[PROVIDED TEXT]
******

Thursday, December 11, 2014

VoltDB first steps - schema

The first, and most critical, step for working with VoltDB is figuring out what table(s) will be partitioned, and how. So, the schema...

The case I'm looking at is for a hypothetical ticket booking agency, for very large events (rock bands playing large stadiums, etc.). There's three basic tables:
  1. seat_info
  2. booking_info
  3. booking_seats
seat_info is a list of all of the seats, and whatever metadata is required.
booking_info is a list of the bookings, so far, and whatever metadata is required.
booking_seats relates seats to bookings, and events.

booking_seats is the table that's interesting; it will be the largest, and hottest, by far. The schema elements for booking_seats is below:

create table booking_seats (
  booking_id varchar(10) not null,
  seat_number smallint not null,
  seat_row int not null,
  event_id int not null,
  constraint booking_seats_unique_hash unique (seat_number, seat_row, event_id)
);

partition table booking_seats on column seat_row;

create index event_booking_hash_idx on booking_seats (event_id);


booking_id is a foreign key for booking_info.
seat_number and seat_row form a composite key into the seat_info table.
event_id will be a foreign key relationship "in the future".

seat_row is used for partitioning the booking_seats table.

The VoltDB user manual has an example of a flight booking schema that's been partitioned by flight_id, analogous to event_id in my example.  The use case here is different, and so the partitioning scheme needs to be different.

  • event_id would cause all of the traffic for the ticket booking system would be directed to a single partition when tickets for that event were put on sale - which sort of defeats the purpose of partitioning the data in the first place.
  • booking_id could be used for partitioning, but as it's not a part of the unique constraint, the constraint would be expensive to enforce.
  • seat_number isn't a good choice for partitioning because buying multiple tickets is normal, and each transaction should be kept within a single partition, if possible.
  • seat_row is my choice for partitioning, because most bookings tend to be in the same row, and because it's a part of the unique constraint that prevents seats being double-booked.

In theory booking_id, or even event_id, may make a sound choice for partitioning. For this example I really would like to have aggressive partitioning of the data to see what breaks stress VoltDB's capabilities.

******

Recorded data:
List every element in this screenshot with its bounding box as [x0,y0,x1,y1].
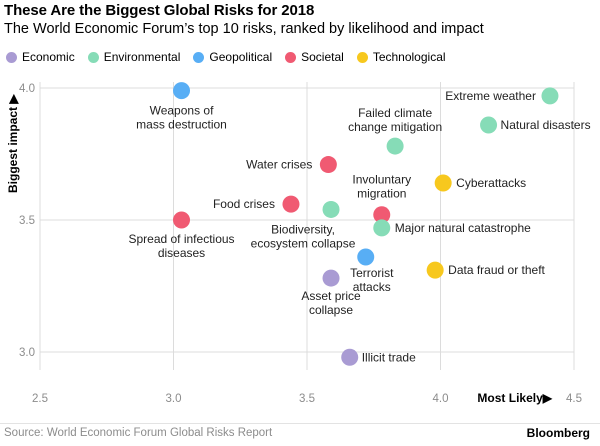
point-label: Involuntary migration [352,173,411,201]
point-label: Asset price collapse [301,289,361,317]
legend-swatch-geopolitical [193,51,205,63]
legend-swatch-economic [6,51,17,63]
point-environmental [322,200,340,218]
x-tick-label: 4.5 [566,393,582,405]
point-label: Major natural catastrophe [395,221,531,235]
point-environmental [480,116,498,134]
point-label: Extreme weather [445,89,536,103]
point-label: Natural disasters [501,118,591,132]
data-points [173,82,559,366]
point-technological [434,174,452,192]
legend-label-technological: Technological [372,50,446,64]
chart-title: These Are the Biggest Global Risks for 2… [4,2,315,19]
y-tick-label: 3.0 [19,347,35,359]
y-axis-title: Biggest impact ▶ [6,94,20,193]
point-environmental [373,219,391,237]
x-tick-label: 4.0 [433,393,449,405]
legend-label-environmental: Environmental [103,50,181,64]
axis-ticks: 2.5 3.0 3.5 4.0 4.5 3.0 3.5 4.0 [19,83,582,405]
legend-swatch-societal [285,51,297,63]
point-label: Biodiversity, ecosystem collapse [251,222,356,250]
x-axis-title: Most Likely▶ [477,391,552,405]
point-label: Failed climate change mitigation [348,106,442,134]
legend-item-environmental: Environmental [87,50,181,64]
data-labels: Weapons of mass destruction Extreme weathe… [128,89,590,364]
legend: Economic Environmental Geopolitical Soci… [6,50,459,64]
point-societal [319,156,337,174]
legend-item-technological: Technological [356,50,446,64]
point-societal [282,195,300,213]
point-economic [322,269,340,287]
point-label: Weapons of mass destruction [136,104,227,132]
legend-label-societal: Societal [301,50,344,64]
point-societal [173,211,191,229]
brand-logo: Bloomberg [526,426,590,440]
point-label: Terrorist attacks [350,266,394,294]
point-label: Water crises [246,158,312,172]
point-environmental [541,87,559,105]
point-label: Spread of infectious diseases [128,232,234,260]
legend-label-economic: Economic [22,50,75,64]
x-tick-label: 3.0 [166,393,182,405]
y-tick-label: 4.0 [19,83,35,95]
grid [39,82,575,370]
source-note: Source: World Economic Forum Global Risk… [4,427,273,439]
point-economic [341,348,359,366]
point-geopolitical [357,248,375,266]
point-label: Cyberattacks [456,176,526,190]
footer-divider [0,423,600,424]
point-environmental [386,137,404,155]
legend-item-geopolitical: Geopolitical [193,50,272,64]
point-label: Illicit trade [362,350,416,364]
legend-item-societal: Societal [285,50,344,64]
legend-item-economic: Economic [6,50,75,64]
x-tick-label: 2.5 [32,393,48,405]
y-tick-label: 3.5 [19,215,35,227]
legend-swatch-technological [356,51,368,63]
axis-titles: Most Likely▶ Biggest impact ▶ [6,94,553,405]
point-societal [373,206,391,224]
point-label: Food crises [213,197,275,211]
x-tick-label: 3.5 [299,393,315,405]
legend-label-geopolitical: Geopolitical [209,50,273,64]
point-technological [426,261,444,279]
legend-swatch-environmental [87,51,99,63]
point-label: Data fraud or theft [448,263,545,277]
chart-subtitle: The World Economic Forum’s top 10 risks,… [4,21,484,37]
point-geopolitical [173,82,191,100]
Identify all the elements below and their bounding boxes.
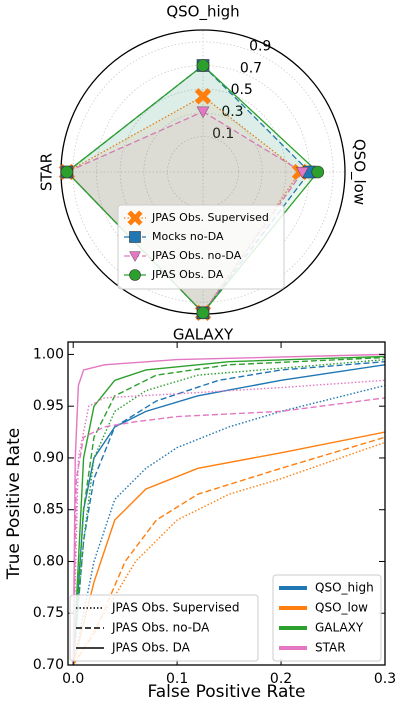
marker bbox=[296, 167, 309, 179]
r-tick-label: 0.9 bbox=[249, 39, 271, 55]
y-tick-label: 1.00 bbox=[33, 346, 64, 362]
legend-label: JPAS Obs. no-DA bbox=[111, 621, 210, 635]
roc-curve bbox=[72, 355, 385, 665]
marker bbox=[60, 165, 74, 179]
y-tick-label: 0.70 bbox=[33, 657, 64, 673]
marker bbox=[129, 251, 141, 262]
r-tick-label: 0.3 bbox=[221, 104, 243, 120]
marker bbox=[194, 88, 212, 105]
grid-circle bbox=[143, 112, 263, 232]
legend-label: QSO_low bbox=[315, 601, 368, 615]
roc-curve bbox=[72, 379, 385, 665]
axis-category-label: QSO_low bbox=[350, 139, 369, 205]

******

[EXERCISE AIM]
Please update the VoltDB schema post from "create index event_booking_hash_idx" to "the first place.", putting "show_id" wherever "event_id" appears.

[TASK SOLUTION]
create index event_booking_hash_idx on booking_seats (show_id);


booking_id is a foreign key for booking_info.
seat_number and seat_row form a composite key into the seat_info table.
show_id will be a foreign key relationship "in the future".

seat_row is used for partitioning the booking_seats table.

The VoltDB user manual has an example of a flight booking schema that's been partitioned by flight_id, analogous to show_id in my example.  The use case here is different, and so the partitioning scheme needs to be different.

  • show_id would cause all of the traffic for the ticket booking system would be directed to a single partition when tickets for that event were put on sale - which sort of defeats the purpose of partitioning the data in the first place.